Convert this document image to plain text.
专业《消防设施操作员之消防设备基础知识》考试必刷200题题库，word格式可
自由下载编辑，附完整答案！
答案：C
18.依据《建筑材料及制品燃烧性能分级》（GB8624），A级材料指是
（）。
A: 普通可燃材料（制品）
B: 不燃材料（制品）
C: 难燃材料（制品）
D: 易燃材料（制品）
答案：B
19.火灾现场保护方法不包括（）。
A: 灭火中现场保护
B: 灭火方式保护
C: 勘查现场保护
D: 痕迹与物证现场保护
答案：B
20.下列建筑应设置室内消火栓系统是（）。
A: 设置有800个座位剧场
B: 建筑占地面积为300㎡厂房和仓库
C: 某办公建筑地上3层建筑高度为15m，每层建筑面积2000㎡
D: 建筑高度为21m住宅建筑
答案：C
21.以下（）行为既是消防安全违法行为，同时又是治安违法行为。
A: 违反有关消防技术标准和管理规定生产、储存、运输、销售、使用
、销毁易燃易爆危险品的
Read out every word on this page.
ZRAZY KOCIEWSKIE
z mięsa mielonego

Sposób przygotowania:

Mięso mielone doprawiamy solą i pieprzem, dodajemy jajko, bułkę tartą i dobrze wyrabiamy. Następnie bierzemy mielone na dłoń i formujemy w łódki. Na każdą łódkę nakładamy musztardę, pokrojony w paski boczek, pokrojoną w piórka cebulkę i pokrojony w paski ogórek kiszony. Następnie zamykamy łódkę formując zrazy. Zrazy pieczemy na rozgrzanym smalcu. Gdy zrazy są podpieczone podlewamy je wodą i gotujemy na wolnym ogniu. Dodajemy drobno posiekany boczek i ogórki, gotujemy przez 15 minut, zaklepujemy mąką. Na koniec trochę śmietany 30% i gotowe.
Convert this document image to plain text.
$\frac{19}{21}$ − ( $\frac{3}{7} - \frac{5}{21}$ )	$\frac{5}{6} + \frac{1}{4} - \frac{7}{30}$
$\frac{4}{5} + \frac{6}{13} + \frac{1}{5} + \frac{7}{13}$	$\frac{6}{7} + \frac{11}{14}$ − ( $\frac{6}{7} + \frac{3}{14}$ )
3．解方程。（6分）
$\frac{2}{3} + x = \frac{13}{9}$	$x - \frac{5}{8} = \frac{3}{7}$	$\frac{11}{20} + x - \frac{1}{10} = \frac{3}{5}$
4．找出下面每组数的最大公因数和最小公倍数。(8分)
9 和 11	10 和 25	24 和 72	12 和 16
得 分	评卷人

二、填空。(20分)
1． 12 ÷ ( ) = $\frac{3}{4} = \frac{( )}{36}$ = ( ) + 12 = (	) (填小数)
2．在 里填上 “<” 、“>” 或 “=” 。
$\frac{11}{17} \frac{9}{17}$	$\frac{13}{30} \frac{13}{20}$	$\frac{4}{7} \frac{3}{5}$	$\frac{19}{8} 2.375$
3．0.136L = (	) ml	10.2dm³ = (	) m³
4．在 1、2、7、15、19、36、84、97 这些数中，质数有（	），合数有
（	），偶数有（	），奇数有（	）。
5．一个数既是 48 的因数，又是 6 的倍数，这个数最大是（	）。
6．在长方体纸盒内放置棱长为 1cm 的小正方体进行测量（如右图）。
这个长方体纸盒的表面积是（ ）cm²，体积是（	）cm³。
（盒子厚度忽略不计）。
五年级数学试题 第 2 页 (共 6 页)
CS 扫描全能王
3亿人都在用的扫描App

------------------------

▸ Exercise instructions
Return every line from the one holding "Read out every word on this page." through the end of the data, exactly as it appears, with both ends kept and nothing else.

▸ Exercise answer
Read out every word on this page.
ZRAZY KOCIEWSKIE
z mięsa mielonego

Sposób przygotowania:

Mięso mielone doprawiamy solą i pieprzem, dodajemy jajko, bułkę tartą i dobrze wyrabiamy. Następnie bierzemy mielone na dłoń i formujemy w łódki. Na każdą łódkę nakładamy musztardę, pokrojony w paski boczek, pokrojoną w piórka cebulkę i pokrojony w paski ogórek kiszony. Następnie zamykamy łódkę formując zrazy. Zrazy pieczemy na rozgrzanym smalcu. Gdy zrazy są podpieczone podlewamy je wodą i gotujemy na wolnym ogniu. Dodajemy drobno posiekany boczek i ogórki, gotujemy przez 15 minut, zaklepujemy mąką. Na koniec trochę śmietany 30% i gotowe.
Convert this document image to plain text.
$\frac{19}{21}$ − ( $\frac{3}{7} - \frac{5}{21}$ )	$\frac{5}{6} + \frac{1}{4} - \frac{7}{30}$
$\frac{4}{5} + \frac{6}{13} + \frac{1}{5} + \frac{7}{13}$	$\frac{6}{7} + \frac{11}{14}$ − ( $\frac{6}{7} + \frac{3}{14}$ )
3．解方程。（6分）
$\frac{2}{3} + x = \frac{13}{9}$	$x - \frac{5}{8} = \frac{3}{7}$	$\frac{11}{20} + x - \frac{1}{10} = \frac{3}{5}$
4．找出下面每组数的最大公因数和最小公倍数。(8分)
9 和 11	10 和 25	24 和 72	12 和 16
得 分	评卷人

二、填空。(20分)
1． 12 ÷ ( ) = $\frac{3}{4} = \frac{( )}{36}$ = ( ) + 12 = (	) (填小数)
2．在 里填上 “<” 、“>” 或 “=” 。
$\frac{11}{17} \frac{9}{17}$	$\frac{13}{30} \frac{13}{20}$	$\frac{4}{7} \frac{3}{5}$	$\frac{19}{8} 2.375$
3．0.136L = (	) ml	10.2dm³ = (	) m³
4．在 1、2、7、15、19、36、84、97 这些数中，质数有（	），合数有
（	），偶数有（	），奇数有（	）。
5．一个数既是 48 的因数，又是 6 的倍数，这个数最大是（	）。
6．在长方体纸盒内放置棱长为 1cm 的小正方体进行测量（如右图）。
这个长方体纸盒的表面积是（ ）cm²，体积是（	）cm³。
（盒子厚度忽略不计）。
五年级数学试题 第 2 页 (共 6 页)
CS 扫描全能王
3亿人都在用的扫描App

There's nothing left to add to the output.